PROBLEM REQUIREMENTS:
Reproduce every record exactly as it appears, but not the pictures.

MATERIAL:
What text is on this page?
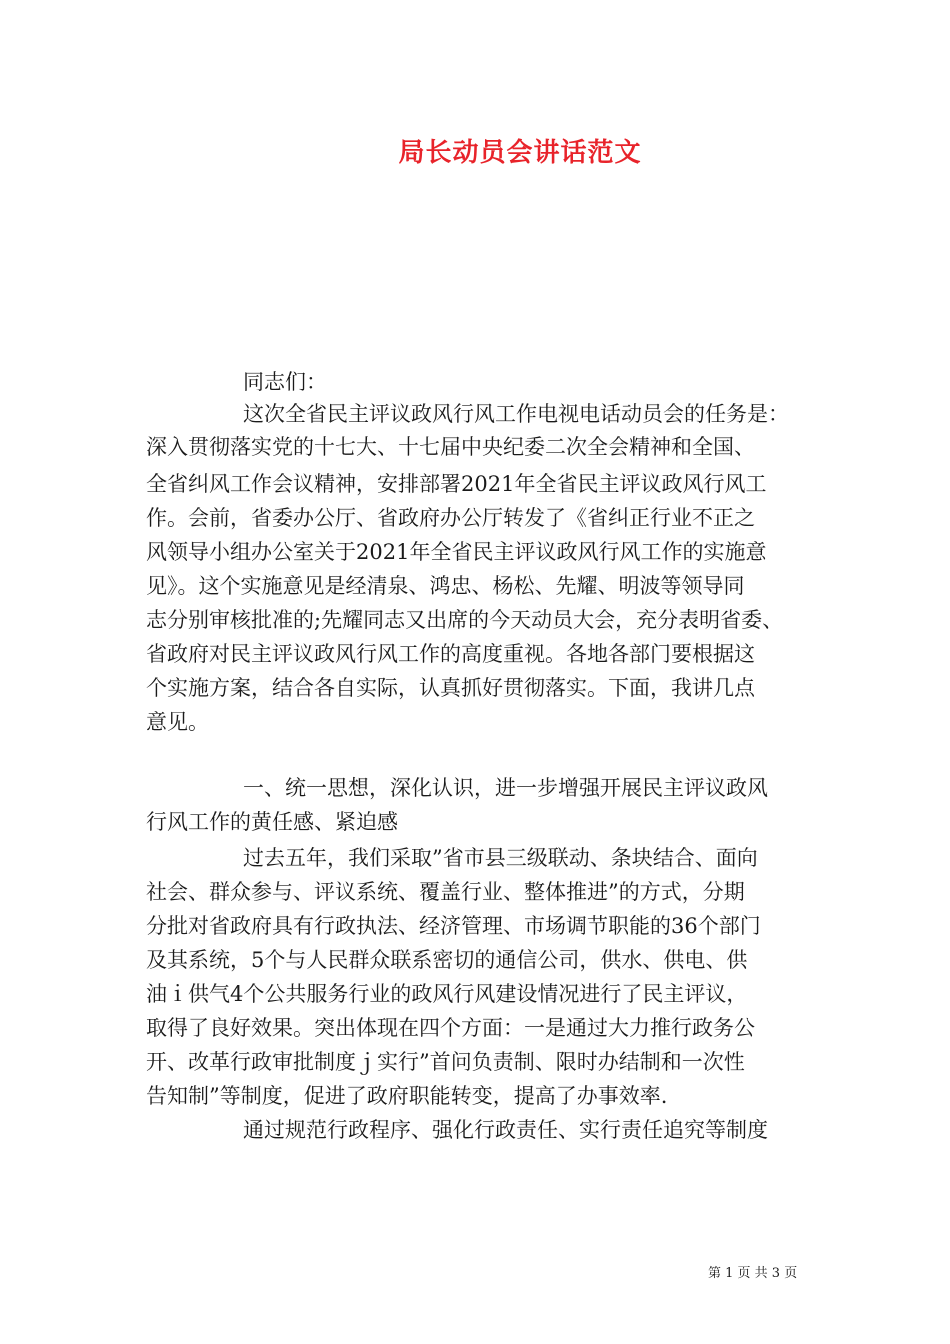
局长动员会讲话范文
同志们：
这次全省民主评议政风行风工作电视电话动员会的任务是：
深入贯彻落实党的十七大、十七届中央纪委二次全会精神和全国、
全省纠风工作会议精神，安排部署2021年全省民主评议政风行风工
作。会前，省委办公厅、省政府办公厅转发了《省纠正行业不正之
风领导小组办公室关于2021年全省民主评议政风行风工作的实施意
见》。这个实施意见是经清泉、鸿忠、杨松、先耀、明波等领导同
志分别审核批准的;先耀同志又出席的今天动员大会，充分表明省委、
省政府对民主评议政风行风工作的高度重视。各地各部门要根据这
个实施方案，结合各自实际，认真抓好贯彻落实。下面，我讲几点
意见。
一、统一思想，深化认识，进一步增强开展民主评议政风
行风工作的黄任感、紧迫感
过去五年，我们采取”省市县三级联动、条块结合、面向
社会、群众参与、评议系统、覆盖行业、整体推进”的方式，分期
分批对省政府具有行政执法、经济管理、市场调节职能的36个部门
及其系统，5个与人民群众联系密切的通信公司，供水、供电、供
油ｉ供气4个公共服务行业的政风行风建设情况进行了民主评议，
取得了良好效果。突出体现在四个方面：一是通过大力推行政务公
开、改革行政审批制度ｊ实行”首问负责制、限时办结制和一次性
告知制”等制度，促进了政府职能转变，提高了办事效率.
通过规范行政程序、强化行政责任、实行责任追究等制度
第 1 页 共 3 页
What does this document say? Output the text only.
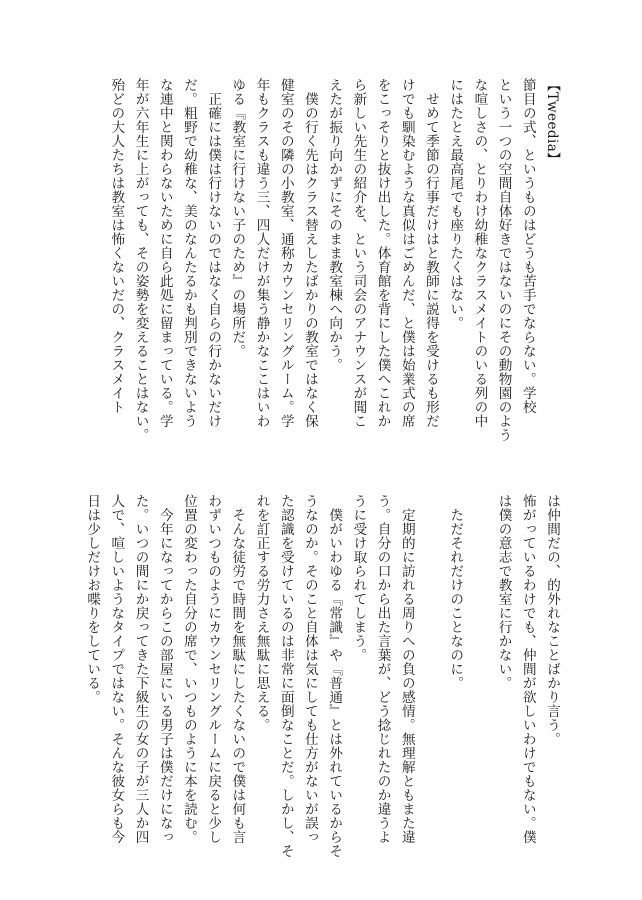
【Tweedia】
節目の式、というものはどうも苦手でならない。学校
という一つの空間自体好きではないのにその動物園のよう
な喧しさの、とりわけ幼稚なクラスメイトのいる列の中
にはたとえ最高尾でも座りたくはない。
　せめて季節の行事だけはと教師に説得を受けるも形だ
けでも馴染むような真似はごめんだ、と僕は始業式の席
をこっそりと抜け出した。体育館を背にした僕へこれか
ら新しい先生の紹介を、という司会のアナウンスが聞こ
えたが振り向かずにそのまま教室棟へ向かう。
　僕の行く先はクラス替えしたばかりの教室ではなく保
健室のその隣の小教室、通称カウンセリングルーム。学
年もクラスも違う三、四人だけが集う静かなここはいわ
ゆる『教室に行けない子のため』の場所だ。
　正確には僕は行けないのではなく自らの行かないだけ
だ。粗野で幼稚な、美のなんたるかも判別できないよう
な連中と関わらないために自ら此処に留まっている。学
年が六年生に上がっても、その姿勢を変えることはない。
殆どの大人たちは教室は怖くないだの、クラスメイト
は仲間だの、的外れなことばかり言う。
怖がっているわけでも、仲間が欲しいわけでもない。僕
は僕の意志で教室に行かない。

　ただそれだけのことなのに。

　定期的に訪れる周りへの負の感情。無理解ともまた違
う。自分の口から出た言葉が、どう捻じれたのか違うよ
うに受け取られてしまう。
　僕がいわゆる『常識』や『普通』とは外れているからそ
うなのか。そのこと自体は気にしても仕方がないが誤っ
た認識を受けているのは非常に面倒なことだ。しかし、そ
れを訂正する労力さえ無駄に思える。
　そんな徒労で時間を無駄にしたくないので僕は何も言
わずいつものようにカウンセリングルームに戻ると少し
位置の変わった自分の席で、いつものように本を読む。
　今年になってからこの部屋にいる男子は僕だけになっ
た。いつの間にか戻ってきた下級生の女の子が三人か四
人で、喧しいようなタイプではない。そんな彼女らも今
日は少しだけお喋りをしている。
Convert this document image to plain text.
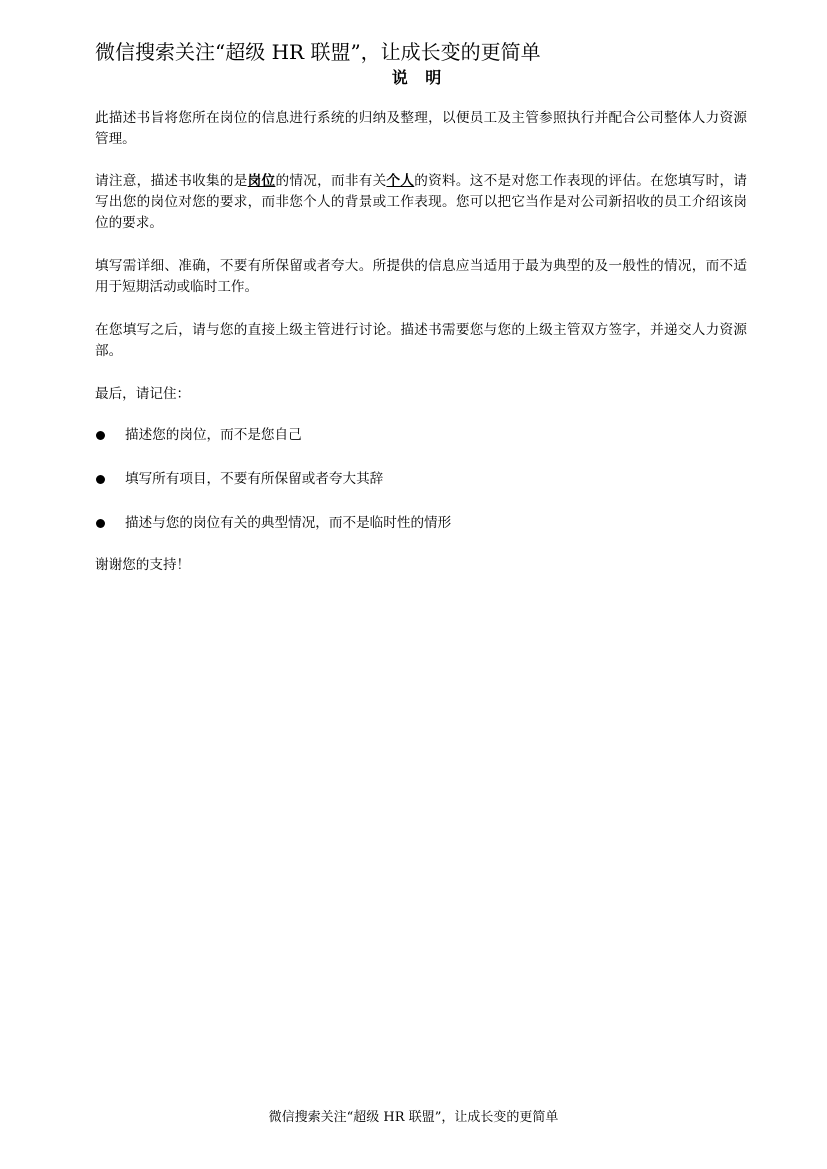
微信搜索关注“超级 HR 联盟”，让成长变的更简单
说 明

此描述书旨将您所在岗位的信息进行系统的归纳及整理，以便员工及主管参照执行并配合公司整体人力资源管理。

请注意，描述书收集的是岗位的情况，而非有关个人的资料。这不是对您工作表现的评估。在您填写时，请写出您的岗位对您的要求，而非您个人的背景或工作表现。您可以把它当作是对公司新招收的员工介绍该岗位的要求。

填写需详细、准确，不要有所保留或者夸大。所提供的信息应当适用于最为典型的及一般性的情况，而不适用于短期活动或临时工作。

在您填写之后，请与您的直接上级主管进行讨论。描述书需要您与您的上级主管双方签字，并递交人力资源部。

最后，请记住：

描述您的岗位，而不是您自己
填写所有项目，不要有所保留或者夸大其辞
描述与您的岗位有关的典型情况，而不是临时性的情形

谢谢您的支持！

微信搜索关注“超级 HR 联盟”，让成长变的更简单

RESULT:
What text is on this page?
局长动员会讲话范文
同志们：
这次全省民主评议政风行风工作电视电话动员会的任务是：
深入贯彻落实党的十七大、十七届中央纪委二次全会精神和全国、
全省纠风工作会议精神，安排部署2021年全省民主评议政风行风工
作。会前，省委办公厅、省政府办公厅转发了《省纠正行业不正之
风领导小组办公室关于2021年全省民主评议政风行风工作的实施意
见》。这个实施意见是经清泉、鸿忠、杨松、先耀、明波等领导同
志分别审核批准的;先耀同志又出席的今天动员大会，充分表明省委、
省政府对民主评议政风行风工作的高度重视。各地各部门要根据这
个实施方案，结合各自实际，认真抓好贯彻落实。下面，我讲几点
意见。
一、统一思想，深化认识，进一步增强开展民主评议政风
行风工作的黄任感、紧迫感
过去五年，我们采取”省市县三级联动、条块结合、面向
社会、群众参与、评议系统、覆盖行业、整体推进”的方式，分期
分批对省政府具有行政执法、经济管理、市场调节职能的36个部门
及其系统，5个与人民群众联系密切的通信公司，供水、供电、供
油ｉ供气4个公共服务行业的政风行风建设情况进行了民主评议，
取得了良好效果。突出体现在四个方面：一是通过大力推行政务公
开、改革行政审批制度ｊ实行”首问负责制、限时办结制和一次性
告知制”等制度，促进了政府职能转变，提高了办事效率.
通过规范行政程序、强化行政责任、实行责任追究等制度
第 1 页 共 3 页
What does this document say? Output the text only.
【Tweedia】
節目の式、というものはどうも苦手でならない。学校
という一つの空間自体好きではないのにその動物園のよう
な喧しさの、とりわけ幼稚なクラスメイトのいる列の中
にはたとえ最高尾でも座りたくはない。
　せめて季節の行事だけはと教師に説得を受けるも形だ
けでも馴染むような真似はごめんだ、と僕は始業式の席
をこっそりと抜け出した。体育館を背にした僕へこれか
ら新しい先生の紹介を、という司会のアナウンスが聞こ
えたが振り向かずにそのまま教室棟へ向かう。
　僕の行く先はクラス替えしたばかりの教室ではなく保
健室のその隣の小教室、通称カウンセリングルーム。学
年もクラスも違う三、四人だけが集う静かなここはいわ
ゆる『教室に行けない子のため』の場所だ。
　正確には僕は行けないのではなく自らの行かないだけ
だ。粗野で幼稚な、美のなんたるかも判別できないよう
な連中と関わらないために自ら此処に留まっている。学
年が六年生に上がっても、その姿勢を変えることはない。
殆どの大人たちは教室は怖くないだの、クラスメイト
は仲間だの、的外れなことばかり言う。
怖がっているわけでも、仲間が欲しいわけでもない。僕
は僕の意志で教室に行かない。

　ただそれだけのことなのに。

　定期的に訪れる周りへの負の感情。無理解ともまた違
う。自分の口から出た言葉が、どう捻じれたのか違うよ
うに受け取られてしまう。
　僕がいわゆる『常識』や『普通』とは外れているからそ
うなのか。そのこと自体は気にしても仕方がないが誤っ
た認識を受けているのは非常に面倒なことだ。しかし、そ
れを訂正する労力さえ無駄に思える。
　そんな徒労で時間を無駄にしたくないので僕は何も言
わずいつものようにカウンセリングルームに戻ると少し
位置の変わった自分の席で、いつものように本を読む。
　今年になってからこの部屋にいる男子は僕だけになっ
た。いつの間にか戻ってきた下級生の女の子が三人か四
人で、喧しいようなタイプではない。そんな彼女らも今
日は少しだけお喋りをしている。
Convert this document image to plain text.
微信搜索关注“超级 HR 联盟”，让成长变的更简单
说 明

此描述书旨将您所在岗位的信息进行系统的归纳及整理，以便员工及主管参照执行并配合公司整体人力资源管理。

请注意，描述书收集的是岗位的情况，而非有关个人的资料。这不是对您工作表现的评估。在您填写时，请写出您的岗位对您的要求，而非您个人的背景或工作表现。您可以把它当作是对公司新招收的员工介绍该岗位的要求。

填写需详细、准确，不要有所保留或者夸大。所提供的信息应当适用于最为典型的及一般性的情况，而不适用于短期活动或临时工作。

在您填写之后，请与您的直接上级主管进行讨论。描述书需要您与您的上级主管双方签字，并递交人力资源部。

最后，请记住：

描述您的岗位，而不是您自己
填写所有项目，不要有所保留或者夸大其辞
描述与您的岗位有关的典型情况，而不是临时性的情形

谢谢您的支持！

微信搜索关注“超级 HR 联盟”，让成长变的更简单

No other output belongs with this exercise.